TASK REQUIREMENTS: Leave out the pictures and repeat the data exactly.

MATERIAL SHOWN:

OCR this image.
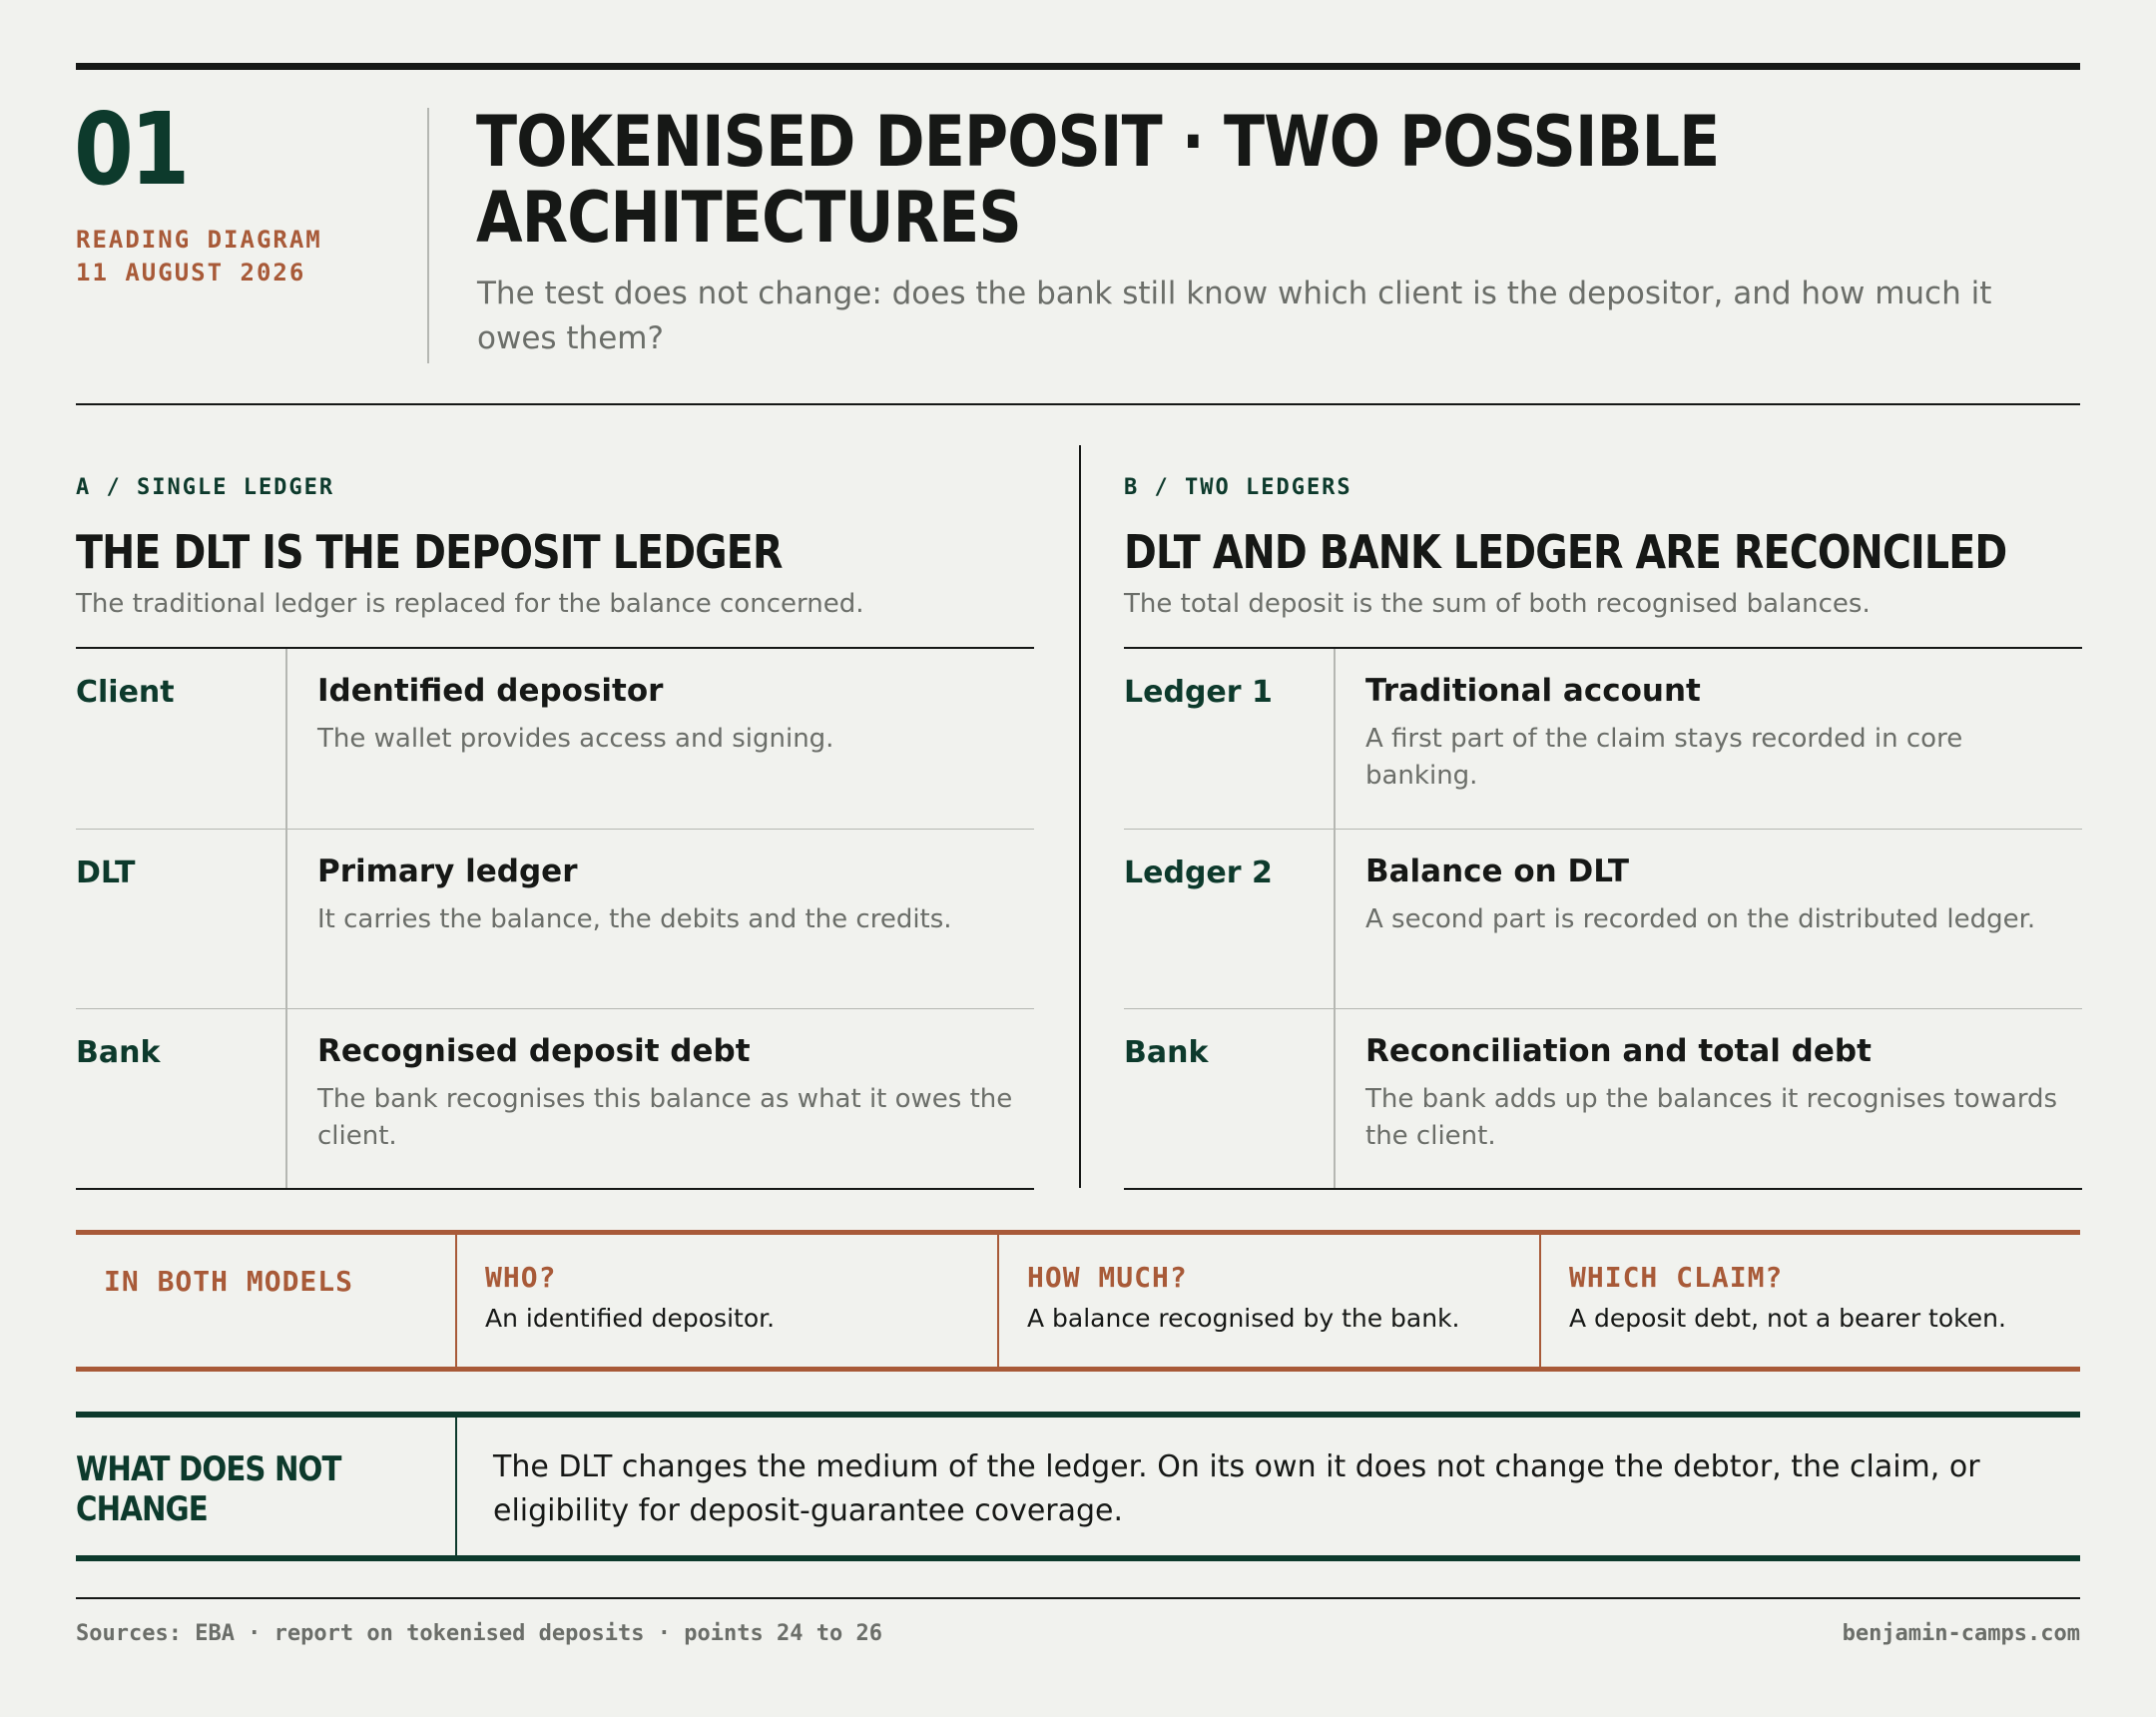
01
READING DIAGRAM
11 AUGUST 2026
TOKENISED DEPOSIT · TWO POSSIBLE
ARCHITECTURES
The test does not change: does the bank still know which client is the depositor, and how much it owes them?
A / SINGLE LEDGER
THE DLT IS THE DEPOSIT LEDGER
The traditional ledger is replaced for the balance concerned.
Client	Identified depositor
The wallet provides access and signing.
DLT	Primary ledger
It carries the balance, the debits and the credits.
Bank	Recognised deposit debt
The bank recognises this balance as what it owes the client.
B / TWO LEDGERS
DLT AND BANK LEDGER ARE RECONCILED
The total deposit is the sum of both recognised balances.
Ledger 1	Traditional account
A first part of the claim stays recorded in core banking.
Ledger 2	Balance on DLT
A second part is recorded on the distributed ledger.
Bank	Reconciliation and total debt
The bank adds up the balances it recognises towards the client.
IN BOTH MODELS	WHO?
An identified depositor.
HOW MUCH?
A balance recognised by the bank.
WHICH CLAIM?
A deposit debt, not a bearer token.
WHAT DOES NOT CHANGE
The DLT changes the medium of the ledger. On its own it does not change the debtor, the claim, or eligibility for deposit-guarantee coverage.
Sources: EBA · report on tokenised deposits · points 24 to 26	benjamin-camps.com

WRITTEN SOLUTION:
OCR this image.
01
READING DIAGRAM
11 AUGUST 2026
TOKENISED DEPOSIT · TWO POSSIBLE
ARCHITECTURES
The test does not change: does the bank still know which client is the depositor, and how much it owes them?
A / SINGLE LEDGER
THE DLT IS THE DEPOSIT LEDGER
The traditional ledger is replaced for the balance concerned.
Client	Identified depositor
The wallet provides access and signing.
DLT	Primary ledger
It carries the balance, the debits and the credits.
Bank	Recognised deposit debt
The bank recognises this balance as what it owes the client.
B / TWO LEDGERS
DLT AND BANK LEDGER ARE RECONCILED
The total deposit is the sum of both recognised balances.
Ledger 1	Traditional account
A first part of the claim stays recorded in core banking.
Ledger 2	Balance on DLT
A second part is recorded on the distributed ledger.
Bank	Reconciliation and total debt
The bank adds up the balances it recognises towards the client.
IN BOTH MODELS	WHO?
An identified depositor.
HOW MUCH?
A balance recognised by the bank.
WHICH CLAIM?
A deposit debt, not a bearer token.
WHAT DOES NOT CHANGE
The DLT changes the medium of the ledger. On its own it does not change the debtor, the claim, or eligibility for deposit-guarantee coverage.
Sources: EBA · report on tokenised deposits · points 24 to 26	benjamin-camps.com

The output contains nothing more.